_Requirement_
Copy out every line in the entries below that includes "जबलप".
=-=-=
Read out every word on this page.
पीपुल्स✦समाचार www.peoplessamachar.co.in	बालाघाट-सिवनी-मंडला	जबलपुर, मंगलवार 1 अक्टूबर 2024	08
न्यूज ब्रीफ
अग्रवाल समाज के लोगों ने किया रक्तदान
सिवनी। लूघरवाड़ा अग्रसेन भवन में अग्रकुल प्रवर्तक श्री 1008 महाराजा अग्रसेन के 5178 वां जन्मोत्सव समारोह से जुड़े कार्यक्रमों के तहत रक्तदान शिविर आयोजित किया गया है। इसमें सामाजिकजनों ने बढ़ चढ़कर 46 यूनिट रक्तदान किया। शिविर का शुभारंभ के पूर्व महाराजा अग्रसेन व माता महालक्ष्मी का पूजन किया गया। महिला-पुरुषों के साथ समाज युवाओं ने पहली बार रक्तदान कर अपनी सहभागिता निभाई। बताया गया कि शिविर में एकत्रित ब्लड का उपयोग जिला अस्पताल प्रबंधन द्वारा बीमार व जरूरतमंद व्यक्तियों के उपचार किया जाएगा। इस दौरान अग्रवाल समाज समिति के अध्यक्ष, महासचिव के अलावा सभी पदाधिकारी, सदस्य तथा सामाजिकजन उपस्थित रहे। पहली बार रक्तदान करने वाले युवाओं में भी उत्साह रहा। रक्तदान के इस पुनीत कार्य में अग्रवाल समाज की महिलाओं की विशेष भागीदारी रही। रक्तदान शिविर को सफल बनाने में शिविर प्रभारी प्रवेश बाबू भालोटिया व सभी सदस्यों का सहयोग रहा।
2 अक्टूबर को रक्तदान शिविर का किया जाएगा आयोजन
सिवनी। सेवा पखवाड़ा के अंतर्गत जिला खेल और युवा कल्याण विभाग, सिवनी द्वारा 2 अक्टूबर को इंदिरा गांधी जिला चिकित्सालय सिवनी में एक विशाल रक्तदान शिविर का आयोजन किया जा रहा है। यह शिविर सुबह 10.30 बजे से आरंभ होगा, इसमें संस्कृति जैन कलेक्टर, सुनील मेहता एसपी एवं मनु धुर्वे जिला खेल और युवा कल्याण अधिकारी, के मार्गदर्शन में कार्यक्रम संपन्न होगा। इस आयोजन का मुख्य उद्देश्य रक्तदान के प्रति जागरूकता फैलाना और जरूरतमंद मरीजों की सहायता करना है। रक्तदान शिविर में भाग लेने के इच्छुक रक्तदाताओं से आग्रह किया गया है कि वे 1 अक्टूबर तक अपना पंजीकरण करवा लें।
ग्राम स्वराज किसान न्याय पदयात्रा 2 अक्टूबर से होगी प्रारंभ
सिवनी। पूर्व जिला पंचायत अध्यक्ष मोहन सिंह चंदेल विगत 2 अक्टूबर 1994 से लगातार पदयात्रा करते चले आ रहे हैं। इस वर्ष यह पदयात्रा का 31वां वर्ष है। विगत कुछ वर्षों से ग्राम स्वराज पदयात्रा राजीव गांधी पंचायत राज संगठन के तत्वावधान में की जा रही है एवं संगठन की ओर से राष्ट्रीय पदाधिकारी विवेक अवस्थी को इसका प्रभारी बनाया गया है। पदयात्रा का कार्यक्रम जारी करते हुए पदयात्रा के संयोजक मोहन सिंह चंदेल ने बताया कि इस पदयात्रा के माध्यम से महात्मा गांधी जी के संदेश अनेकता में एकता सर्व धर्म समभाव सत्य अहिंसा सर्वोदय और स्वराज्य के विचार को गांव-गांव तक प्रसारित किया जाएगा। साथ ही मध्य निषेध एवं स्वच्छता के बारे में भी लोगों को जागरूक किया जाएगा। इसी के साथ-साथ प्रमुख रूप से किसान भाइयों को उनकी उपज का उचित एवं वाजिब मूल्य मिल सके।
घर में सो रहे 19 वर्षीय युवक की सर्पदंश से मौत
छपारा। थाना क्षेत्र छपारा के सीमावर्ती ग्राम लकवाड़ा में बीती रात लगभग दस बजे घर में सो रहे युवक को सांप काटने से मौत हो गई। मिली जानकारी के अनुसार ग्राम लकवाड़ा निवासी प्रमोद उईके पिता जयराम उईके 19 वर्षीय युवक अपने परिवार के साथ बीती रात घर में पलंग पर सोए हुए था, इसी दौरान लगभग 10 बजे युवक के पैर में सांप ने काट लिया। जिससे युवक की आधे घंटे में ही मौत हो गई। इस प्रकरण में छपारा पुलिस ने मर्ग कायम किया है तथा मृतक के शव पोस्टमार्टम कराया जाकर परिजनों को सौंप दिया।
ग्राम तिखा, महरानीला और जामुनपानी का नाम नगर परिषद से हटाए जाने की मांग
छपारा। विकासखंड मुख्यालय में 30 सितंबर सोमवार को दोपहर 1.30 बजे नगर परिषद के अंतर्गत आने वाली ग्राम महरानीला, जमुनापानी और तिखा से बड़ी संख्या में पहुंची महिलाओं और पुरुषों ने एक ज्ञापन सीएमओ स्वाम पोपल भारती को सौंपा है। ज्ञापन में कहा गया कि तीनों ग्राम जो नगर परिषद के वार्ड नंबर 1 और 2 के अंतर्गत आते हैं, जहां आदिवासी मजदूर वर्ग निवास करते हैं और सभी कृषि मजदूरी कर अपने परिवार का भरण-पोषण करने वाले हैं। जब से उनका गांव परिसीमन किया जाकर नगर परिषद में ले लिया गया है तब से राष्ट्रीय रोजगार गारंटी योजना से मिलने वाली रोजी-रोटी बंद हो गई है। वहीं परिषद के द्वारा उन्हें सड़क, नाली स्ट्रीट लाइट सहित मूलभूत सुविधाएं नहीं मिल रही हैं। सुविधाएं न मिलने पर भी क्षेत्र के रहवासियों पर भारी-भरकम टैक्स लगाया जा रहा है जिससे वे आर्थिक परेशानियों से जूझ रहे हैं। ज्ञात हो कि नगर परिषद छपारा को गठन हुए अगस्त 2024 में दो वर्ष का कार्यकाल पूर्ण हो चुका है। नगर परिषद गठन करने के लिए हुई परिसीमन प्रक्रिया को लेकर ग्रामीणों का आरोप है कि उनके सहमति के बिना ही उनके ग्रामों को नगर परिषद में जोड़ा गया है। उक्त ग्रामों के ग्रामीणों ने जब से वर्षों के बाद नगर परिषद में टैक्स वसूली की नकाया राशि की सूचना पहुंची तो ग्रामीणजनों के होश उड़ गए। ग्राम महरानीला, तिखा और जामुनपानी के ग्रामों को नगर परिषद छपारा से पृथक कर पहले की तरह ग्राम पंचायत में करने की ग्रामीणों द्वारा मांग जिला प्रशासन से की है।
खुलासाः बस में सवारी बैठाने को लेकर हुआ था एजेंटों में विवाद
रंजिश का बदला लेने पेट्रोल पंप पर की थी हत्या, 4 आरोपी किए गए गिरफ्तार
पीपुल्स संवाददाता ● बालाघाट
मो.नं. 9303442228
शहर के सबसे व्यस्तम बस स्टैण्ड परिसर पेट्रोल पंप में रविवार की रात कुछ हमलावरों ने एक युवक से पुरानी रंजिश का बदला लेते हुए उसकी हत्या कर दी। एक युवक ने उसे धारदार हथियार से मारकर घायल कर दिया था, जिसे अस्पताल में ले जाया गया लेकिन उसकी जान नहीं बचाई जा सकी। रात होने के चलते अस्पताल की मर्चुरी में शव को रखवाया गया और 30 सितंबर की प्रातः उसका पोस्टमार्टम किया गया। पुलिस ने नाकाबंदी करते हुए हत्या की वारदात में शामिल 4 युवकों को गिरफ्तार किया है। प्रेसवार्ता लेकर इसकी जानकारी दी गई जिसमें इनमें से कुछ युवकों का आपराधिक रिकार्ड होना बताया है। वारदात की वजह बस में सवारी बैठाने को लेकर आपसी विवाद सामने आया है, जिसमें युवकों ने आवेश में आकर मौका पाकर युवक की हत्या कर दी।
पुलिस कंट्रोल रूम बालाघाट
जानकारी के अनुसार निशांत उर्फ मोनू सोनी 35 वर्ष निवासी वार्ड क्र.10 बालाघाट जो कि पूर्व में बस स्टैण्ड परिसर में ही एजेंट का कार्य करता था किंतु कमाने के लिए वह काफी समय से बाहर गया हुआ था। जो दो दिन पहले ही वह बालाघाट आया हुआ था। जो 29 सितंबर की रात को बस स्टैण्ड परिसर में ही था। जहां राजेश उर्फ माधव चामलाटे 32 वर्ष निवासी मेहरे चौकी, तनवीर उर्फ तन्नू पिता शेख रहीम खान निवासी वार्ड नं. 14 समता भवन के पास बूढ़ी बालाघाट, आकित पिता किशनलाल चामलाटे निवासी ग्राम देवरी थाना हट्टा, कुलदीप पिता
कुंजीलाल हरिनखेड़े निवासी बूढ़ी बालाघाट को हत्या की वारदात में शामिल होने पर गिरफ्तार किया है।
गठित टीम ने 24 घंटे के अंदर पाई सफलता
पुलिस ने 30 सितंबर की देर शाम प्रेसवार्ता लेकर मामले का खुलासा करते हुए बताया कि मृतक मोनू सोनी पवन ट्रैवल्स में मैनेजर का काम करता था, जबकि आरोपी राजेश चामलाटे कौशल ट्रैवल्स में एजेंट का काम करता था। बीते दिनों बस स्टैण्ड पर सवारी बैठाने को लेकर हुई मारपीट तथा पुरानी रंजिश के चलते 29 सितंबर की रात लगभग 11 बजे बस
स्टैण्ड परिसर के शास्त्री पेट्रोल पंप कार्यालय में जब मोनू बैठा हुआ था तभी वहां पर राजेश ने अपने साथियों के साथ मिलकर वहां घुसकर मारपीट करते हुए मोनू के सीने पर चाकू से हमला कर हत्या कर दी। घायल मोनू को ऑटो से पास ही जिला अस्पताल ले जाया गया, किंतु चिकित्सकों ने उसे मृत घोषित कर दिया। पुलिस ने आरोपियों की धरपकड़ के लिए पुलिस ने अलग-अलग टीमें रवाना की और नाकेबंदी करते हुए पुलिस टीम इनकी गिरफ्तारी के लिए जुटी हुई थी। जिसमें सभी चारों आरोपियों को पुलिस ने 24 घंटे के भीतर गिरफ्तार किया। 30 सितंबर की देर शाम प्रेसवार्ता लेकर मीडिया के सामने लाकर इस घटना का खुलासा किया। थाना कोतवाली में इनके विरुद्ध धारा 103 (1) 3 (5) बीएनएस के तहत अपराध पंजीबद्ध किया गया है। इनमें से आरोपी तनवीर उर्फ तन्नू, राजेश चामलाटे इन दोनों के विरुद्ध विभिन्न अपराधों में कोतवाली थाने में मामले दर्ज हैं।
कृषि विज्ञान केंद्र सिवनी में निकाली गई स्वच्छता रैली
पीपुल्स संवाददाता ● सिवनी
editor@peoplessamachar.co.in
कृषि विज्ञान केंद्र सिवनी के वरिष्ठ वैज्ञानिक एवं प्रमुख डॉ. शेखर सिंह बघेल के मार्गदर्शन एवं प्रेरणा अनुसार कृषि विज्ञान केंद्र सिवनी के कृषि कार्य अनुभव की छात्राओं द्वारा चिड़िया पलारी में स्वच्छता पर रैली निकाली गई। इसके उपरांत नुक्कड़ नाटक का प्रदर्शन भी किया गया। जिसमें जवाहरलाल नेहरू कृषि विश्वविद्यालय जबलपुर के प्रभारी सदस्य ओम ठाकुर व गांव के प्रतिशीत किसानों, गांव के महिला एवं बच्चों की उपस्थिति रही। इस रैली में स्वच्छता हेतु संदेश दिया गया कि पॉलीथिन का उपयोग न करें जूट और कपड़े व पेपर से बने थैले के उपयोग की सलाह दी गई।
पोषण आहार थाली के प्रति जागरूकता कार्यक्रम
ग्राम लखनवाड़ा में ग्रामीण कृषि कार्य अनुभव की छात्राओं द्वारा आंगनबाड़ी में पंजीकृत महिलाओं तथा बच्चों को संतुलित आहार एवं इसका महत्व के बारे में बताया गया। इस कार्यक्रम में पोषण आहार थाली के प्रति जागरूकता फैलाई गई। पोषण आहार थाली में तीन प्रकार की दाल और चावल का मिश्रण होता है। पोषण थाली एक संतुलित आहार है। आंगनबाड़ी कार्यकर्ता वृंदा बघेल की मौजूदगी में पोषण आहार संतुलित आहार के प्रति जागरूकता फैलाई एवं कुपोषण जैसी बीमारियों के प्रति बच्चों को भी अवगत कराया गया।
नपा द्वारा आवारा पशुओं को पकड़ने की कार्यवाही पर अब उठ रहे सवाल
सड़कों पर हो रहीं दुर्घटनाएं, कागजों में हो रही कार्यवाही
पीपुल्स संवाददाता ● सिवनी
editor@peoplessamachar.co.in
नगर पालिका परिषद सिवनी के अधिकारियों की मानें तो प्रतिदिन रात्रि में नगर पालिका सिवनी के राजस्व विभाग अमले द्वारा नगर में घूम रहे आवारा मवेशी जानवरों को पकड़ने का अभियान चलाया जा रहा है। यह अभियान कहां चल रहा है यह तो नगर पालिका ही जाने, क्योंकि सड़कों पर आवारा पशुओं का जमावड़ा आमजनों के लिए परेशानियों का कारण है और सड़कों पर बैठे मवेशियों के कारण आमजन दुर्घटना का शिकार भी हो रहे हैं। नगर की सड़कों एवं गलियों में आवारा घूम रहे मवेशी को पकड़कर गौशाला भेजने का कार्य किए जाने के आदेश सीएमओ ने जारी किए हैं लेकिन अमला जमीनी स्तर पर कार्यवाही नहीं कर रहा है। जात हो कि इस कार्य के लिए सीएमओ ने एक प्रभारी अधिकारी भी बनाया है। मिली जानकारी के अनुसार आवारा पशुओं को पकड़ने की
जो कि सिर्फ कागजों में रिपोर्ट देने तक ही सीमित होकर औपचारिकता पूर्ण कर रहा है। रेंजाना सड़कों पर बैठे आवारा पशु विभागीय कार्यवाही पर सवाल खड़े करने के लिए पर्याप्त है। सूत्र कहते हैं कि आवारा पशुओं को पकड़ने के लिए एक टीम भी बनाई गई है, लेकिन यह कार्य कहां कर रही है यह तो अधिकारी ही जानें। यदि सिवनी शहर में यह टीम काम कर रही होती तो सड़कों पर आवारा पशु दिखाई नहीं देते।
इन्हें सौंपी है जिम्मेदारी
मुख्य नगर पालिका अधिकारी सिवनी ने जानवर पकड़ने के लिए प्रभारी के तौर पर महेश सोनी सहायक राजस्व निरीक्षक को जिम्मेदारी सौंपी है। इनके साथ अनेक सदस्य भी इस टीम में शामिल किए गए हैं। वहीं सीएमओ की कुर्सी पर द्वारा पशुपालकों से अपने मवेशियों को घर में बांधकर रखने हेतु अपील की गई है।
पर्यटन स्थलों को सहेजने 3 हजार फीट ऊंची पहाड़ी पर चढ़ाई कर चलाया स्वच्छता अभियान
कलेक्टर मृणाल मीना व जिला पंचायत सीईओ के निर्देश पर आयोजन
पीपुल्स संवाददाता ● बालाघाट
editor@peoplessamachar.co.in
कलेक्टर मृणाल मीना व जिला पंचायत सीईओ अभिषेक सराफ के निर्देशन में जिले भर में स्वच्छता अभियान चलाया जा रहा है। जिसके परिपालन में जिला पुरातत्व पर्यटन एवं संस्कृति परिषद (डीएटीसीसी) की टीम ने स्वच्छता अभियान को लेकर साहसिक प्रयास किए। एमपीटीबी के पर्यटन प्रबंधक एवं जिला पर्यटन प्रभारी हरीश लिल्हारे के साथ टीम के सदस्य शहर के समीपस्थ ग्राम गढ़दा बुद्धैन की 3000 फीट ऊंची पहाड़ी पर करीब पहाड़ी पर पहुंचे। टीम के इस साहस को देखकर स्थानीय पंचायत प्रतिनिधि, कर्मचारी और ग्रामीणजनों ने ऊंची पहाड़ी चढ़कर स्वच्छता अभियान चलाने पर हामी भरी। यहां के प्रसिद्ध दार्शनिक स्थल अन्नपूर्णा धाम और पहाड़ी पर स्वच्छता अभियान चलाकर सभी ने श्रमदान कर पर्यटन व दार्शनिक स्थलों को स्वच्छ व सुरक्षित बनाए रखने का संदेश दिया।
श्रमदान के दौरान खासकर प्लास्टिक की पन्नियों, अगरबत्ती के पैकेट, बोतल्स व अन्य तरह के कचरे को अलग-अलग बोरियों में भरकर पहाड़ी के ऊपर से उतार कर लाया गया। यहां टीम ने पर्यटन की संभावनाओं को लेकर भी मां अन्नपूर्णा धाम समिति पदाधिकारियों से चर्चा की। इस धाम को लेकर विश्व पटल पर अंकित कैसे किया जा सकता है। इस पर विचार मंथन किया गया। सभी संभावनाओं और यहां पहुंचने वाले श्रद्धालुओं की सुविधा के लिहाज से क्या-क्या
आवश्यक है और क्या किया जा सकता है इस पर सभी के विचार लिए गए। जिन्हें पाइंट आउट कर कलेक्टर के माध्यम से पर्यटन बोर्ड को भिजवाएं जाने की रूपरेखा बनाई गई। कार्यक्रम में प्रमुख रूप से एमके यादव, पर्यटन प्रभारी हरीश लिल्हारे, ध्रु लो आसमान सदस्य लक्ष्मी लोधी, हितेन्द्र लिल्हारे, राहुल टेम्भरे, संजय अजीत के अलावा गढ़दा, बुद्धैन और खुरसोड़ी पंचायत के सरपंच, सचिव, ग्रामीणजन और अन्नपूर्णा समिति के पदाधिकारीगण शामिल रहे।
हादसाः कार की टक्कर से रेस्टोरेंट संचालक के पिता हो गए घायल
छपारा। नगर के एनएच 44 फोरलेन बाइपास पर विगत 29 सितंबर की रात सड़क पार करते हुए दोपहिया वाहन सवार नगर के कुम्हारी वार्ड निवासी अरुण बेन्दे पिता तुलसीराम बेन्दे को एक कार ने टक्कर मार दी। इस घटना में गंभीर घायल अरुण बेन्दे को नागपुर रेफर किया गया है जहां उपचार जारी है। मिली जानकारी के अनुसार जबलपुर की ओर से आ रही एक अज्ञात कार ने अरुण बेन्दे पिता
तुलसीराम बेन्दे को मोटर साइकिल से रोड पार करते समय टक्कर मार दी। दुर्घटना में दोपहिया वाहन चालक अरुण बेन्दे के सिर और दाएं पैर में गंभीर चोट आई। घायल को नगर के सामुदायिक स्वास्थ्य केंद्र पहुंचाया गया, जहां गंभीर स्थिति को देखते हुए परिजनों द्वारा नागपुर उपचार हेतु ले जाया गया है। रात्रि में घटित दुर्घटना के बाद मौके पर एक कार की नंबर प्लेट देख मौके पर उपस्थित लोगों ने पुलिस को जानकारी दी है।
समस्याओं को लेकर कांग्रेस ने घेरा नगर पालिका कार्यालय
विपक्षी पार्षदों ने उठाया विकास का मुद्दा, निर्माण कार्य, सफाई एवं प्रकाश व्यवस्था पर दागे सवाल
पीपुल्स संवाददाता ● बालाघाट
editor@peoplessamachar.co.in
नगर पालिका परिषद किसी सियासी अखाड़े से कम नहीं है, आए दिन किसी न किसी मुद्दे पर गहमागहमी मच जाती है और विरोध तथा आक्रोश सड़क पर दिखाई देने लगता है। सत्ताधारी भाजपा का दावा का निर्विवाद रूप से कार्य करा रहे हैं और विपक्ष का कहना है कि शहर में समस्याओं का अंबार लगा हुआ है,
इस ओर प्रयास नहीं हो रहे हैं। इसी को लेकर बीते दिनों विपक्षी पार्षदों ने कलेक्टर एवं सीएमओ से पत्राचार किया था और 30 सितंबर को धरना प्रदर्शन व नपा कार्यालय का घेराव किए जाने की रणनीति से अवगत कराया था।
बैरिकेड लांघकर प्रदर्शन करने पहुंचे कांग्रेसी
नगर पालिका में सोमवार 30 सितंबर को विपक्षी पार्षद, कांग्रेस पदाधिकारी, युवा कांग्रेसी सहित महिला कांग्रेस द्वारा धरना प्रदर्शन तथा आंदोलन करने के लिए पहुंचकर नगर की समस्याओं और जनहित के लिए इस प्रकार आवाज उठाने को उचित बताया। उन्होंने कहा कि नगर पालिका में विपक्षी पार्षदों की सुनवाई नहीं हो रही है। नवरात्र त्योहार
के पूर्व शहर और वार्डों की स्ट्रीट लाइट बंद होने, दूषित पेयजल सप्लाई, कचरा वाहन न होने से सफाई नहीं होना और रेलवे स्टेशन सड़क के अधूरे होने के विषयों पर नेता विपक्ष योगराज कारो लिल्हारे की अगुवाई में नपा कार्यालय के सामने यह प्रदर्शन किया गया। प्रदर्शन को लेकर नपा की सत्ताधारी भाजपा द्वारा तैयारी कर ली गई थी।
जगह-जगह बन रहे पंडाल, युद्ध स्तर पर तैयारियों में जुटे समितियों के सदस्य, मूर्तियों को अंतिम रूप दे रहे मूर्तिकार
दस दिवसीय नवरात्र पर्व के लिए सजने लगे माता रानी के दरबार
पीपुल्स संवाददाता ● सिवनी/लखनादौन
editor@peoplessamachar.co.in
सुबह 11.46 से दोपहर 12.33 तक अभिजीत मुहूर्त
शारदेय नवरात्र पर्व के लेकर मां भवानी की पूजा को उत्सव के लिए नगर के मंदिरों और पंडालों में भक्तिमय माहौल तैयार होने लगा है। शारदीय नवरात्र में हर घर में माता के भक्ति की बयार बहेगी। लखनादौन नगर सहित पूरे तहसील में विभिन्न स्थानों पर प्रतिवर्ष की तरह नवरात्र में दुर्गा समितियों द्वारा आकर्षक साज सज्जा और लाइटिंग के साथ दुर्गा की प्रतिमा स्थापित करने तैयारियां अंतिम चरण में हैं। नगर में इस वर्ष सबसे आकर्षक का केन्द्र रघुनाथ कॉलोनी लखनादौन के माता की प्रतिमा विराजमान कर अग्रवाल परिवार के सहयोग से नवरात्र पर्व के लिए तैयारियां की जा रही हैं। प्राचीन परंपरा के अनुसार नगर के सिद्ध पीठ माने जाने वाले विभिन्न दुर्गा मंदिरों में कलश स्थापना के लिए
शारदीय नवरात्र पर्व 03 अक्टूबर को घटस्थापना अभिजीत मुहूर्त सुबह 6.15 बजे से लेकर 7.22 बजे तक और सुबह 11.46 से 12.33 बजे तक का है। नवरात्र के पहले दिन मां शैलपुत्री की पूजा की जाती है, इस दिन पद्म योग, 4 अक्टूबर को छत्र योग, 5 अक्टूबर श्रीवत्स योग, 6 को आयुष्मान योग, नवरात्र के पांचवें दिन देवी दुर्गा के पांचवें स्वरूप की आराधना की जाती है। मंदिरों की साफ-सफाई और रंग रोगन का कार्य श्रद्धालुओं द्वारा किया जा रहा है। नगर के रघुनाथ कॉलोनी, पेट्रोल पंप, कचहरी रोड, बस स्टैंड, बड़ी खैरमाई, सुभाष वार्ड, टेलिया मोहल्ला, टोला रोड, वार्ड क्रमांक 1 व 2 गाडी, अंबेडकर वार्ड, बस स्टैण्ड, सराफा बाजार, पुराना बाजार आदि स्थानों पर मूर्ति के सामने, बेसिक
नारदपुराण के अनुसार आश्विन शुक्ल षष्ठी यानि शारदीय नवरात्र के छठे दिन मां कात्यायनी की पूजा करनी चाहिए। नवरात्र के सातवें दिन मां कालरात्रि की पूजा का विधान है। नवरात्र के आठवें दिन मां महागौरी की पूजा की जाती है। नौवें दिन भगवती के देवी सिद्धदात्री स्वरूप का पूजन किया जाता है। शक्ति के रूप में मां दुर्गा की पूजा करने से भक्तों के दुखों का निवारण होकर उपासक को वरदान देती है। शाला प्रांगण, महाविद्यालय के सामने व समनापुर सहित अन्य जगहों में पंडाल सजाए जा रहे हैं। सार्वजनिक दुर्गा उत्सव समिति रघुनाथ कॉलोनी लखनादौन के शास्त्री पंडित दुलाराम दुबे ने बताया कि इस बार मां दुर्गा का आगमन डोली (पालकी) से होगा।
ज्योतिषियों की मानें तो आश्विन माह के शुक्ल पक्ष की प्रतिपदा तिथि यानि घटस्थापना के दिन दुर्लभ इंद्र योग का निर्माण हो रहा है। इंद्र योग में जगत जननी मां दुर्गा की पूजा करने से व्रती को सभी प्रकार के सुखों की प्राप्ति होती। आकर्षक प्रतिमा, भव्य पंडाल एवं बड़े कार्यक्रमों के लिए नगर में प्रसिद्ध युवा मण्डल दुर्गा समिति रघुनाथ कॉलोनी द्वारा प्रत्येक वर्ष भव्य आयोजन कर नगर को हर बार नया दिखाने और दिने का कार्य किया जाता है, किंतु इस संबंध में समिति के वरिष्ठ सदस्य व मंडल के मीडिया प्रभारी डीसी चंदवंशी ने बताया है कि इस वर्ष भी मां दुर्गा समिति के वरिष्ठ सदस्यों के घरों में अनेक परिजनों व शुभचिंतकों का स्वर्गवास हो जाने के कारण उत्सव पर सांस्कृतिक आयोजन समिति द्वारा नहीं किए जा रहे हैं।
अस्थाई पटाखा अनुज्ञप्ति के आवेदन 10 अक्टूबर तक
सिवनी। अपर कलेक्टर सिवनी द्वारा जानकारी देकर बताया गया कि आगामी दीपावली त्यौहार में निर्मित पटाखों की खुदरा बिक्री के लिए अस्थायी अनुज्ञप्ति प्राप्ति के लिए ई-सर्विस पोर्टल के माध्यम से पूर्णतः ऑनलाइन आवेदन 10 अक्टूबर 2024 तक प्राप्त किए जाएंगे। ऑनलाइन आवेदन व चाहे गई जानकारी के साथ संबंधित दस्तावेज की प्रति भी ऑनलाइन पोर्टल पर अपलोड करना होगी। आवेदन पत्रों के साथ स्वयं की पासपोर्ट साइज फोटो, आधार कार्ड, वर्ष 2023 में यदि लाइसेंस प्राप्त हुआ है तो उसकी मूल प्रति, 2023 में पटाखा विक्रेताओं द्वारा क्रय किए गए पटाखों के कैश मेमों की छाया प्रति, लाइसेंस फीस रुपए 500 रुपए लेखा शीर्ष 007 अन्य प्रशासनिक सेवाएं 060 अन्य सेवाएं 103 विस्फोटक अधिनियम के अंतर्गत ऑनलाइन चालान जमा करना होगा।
=-=-=
_Expected answer_
पीपुल्स✦समाचार www.peoplessamachar.co.in	बालाघाट-सिवनी-मंडला	जबलपुर, मंगलवार 1 अक्टूबर 2024	08
कृषि विज्ञान केंद्र सिवनी के वरिष्ठ वैज्ञानिक एवं प्रमुख डॉ. शेखर सिंह बघेल के मार्गदर्शन एवं प्रेरणा अनुसार कृषि विज्ञान केंद्र सिवनी के कृषि कार्य अनुभव की छात्राओं द्वारा चिड़िया पलारी में स्वच्छता पर रैली निकाली गई। इसके उपरांत नुक्कड़ नाटक का प्रदर्शन भी किया गया। जिसमें जवाहरलाल नेहरू कृषि विश्वविद्यालय जबलपुर के प्रभारी सदस्य ओम ठाकुर व गांव के प्रतिशीत किसानों, गांव के महिला एवं बच्चों की उपस्थिति रही। इस रैली में स्वच्छता हेतु संदेश दिया गया कि पॉलीथिन का उपयोग न करें जूट और कपड़े व पेपर से बने थैले के उपयोग की सलाह दी गई।
छपारा। नगर के एनएच 44 फोरलेन बाइपास पर विगत 29 सितंबर की रात सड़क पार करते हुए दोपहिया वाहन सवार नगर के कुम्हारी वार्ड निवासी अरुण बेन्दे पिता तुलसीराम बेन्दे को एक कार ने टक्कर मार दी। इस घटना में गंभीर घायल अरुण बेन्दे को नागपुर रेफर किया गया है जहां उपचार जारी है। मिली जानकारी के अनुसार जबलपुर की ओर से आ रही एक अज्ञात कार ने अरुण बेन्दे पिता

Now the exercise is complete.